* _KUTIPAN TEKS_:
•••
Tabel 1. Medikasi untuk mengurangi risiko fraktur pada wanita pasca menopause dengan fraktur vertebra
prevalen
Pedoman dari Ahli Sosial
The International Society for Clinical Densitometry telah menerbitkan pedoman untuk menilai
fraktur vertebra. Beberapa organisasi, termasuk National Osteoporosis Foundation, The
European Society for Clinical and Economic Evaluation of Osteoporosis and Osteoarthritis, dan
The American College of Physicians, telah menerbitkan pedoman diagnosis dan terapi
osteoporosis yang menempatkan implikasi manajemen identifikasi fraktur vertebra dan
efektivitas agen farmakologi dalam pencegahan fraktur. Rekomendasi dalam artikel ini
umumnya sesuai dengan pedoman-pedoman ini.
Kesimpulan dan Rekomendasi
Anamnesis dan pemeriksaan pada pasien dalam skema mengarahkan kepada fraktur vertebra
klinis, tetapi diagnosis harus dikonfirmasi dengan pemeriksaan pencitraan tulang belakang.
•••
* _DATA YANG DIBERIKAN_:

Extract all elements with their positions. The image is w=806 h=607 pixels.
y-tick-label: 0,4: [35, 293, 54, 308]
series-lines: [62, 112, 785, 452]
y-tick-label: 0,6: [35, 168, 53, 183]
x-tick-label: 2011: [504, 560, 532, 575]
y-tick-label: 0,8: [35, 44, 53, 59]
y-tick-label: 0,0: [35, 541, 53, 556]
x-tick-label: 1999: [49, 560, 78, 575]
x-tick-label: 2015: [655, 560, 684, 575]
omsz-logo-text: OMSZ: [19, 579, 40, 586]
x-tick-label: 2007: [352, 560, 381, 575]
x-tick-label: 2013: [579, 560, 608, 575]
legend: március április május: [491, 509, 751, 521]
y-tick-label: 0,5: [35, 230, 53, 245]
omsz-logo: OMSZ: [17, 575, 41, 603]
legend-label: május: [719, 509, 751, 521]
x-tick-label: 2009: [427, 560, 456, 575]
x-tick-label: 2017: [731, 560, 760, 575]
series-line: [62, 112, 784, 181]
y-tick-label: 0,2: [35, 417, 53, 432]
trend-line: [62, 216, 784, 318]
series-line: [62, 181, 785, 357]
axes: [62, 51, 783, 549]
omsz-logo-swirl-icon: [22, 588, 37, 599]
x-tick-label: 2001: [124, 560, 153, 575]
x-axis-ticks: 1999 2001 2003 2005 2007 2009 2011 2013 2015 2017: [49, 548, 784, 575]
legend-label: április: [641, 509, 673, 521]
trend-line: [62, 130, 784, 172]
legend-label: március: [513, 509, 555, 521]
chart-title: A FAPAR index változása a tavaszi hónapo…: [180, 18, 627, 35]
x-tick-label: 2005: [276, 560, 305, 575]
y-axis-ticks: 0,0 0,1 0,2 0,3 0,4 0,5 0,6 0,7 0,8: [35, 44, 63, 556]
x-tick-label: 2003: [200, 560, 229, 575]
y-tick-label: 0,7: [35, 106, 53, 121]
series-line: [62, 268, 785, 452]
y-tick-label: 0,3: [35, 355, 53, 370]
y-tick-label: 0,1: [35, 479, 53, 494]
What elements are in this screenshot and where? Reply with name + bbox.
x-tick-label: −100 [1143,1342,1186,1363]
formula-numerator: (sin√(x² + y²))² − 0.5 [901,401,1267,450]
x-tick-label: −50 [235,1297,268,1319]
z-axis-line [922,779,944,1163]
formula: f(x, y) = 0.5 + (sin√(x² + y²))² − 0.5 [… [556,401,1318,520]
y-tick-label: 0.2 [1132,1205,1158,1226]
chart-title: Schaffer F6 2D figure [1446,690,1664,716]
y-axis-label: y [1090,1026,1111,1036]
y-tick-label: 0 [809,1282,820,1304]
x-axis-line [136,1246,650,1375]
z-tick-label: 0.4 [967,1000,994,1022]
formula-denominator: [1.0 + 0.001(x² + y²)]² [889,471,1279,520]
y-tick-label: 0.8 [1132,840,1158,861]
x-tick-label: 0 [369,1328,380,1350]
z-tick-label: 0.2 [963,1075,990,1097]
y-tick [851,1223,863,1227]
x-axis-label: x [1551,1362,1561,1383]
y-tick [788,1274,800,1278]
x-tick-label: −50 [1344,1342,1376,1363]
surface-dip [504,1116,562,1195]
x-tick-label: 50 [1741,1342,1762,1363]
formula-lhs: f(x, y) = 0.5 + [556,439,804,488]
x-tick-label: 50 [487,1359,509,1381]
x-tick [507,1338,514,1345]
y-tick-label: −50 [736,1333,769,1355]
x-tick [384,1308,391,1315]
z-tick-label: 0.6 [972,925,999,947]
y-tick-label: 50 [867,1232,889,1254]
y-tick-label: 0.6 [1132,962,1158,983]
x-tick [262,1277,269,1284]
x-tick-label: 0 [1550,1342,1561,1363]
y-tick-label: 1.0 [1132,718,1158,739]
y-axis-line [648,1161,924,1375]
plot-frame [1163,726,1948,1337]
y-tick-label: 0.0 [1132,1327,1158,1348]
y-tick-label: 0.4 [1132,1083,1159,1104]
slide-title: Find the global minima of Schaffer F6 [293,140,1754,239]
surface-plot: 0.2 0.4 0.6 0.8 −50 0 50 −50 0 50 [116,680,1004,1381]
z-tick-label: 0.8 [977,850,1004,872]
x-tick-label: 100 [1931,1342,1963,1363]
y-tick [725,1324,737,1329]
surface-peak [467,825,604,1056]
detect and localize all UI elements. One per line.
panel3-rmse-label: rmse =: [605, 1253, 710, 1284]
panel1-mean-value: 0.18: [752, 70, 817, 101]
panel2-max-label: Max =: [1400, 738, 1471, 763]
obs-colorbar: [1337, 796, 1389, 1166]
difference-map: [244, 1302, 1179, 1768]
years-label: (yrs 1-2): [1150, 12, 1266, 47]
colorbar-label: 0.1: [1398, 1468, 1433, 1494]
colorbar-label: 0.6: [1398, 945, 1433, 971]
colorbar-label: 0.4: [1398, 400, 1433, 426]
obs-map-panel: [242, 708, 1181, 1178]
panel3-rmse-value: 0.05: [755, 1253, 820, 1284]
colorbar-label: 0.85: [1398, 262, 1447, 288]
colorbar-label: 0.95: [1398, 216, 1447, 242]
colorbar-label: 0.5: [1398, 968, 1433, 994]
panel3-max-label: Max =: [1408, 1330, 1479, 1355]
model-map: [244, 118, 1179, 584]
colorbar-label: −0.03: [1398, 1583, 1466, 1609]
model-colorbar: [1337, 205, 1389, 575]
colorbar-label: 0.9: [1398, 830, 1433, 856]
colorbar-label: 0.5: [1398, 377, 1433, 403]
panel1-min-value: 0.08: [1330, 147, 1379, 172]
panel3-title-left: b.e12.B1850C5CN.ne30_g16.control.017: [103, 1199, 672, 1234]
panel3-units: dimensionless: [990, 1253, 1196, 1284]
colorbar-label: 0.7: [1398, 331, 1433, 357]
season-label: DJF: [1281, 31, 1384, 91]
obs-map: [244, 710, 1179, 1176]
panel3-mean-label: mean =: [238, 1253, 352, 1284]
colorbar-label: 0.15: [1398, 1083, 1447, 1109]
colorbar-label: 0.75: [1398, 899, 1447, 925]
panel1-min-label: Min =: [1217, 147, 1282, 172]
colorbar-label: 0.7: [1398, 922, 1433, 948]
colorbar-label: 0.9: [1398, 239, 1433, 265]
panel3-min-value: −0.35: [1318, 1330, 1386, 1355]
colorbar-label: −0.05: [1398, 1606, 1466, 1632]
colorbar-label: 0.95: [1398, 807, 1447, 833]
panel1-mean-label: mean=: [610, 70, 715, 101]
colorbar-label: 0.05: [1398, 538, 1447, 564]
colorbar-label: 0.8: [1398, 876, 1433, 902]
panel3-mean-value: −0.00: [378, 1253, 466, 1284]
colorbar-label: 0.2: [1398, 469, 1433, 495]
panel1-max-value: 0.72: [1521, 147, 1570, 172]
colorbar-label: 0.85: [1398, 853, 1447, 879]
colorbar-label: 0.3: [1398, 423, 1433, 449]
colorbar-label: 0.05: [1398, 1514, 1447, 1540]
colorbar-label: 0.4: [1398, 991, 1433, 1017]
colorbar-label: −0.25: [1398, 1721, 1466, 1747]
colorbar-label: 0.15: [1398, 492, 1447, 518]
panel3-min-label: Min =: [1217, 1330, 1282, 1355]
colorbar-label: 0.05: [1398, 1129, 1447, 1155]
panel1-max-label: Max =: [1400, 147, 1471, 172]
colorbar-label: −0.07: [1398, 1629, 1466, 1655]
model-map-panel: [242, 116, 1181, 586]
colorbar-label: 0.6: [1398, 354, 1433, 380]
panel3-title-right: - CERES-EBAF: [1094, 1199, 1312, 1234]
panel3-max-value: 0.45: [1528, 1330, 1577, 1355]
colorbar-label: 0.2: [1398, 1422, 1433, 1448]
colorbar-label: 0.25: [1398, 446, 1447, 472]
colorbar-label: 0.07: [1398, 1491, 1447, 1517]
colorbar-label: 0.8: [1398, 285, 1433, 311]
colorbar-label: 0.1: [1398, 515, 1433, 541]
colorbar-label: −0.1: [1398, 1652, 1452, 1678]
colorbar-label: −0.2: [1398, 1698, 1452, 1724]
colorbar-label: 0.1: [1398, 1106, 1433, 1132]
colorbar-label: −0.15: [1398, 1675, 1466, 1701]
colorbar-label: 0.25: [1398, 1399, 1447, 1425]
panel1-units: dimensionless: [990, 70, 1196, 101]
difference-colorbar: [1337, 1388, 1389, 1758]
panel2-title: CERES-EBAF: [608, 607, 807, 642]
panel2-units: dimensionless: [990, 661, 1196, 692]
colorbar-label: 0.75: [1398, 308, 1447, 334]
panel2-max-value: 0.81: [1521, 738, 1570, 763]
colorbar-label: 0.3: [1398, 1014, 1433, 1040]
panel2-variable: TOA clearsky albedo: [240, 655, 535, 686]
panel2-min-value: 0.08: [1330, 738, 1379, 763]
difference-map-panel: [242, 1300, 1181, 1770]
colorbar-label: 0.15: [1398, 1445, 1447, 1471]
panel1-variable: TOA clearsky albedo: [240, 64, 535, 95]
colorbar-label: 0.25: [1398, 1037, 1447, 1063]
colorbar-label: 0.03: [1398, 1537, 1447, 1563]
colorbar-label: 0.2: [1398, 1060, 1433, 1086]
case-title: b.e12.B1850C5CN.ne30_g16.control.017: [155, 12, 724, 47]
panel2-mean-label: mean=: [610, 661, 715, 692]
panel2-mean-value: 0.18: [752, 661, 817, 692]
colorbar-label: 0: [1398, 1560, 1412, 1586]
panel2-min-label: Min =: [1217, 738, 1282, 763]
•••
* _TUGAS KERJA A_: Dalam kutipan tentang fraktur vertebra, organisasi mana yang menerbitkan pedoman untuk menilai fraktur vertebra?
* _TUGAS KERJA B_: Teruskan kutipan tentang fraktur vertebra mulai dari titik kutipan itu berhenti.
Baris-baris data tidak berperan dalam hal ini.

* _RUANG JAWABAN A_: The International Society for Clinical Densitometry.

* _RUANG JAWABAN B_:
Identifikasi fraktur vertebra menunjukkan diagnosis osteoporosis, tanpa memperhatikan skor T
densitas mineral tulang. Menghilangkan nyeri dan mempertahankan pergerakan menjadi tujuan
langsung yang membutuhkan terapi narkotik jangka pendek. Meskipun terdapat ketidakpastian
tentang efek latihan terapeutik, kami merekomendasikan targeted physical therapy program
yang menggabungkan postural retraining dan latihan untuk meningkatkan kekuatan otot
ekstensor punggung dan pergerakannya.
Karena fraktur vertebra dihubungkan dengan peningkatan risiko fraktur di masa depan,
tujuan jangka panjang harus mengurangi risiko fraktur selanjutnya. Kami merekomendasikan
asupan kalsium 1000-1200 mg/hari dan asupan vitamin D 600-800 IU/hari (melalui makanan,
suplemen, atau keduanya), meskipun keuntungan pendekatan ini dalam mengurangi risiko
fraktur vertebra selanjutnya belum pasti. Meskipun berbagai medikasi mengurangi risiko fraktur
vertebra baru, kami merekomendasikan inisiasi terapi dengan alendronat generic,
mempertimbangkan efikasinya dalam mengurangi insiden fraktur, termasuk fraktur panggul, dan
keamanannya serta biaya yang relatif rendah.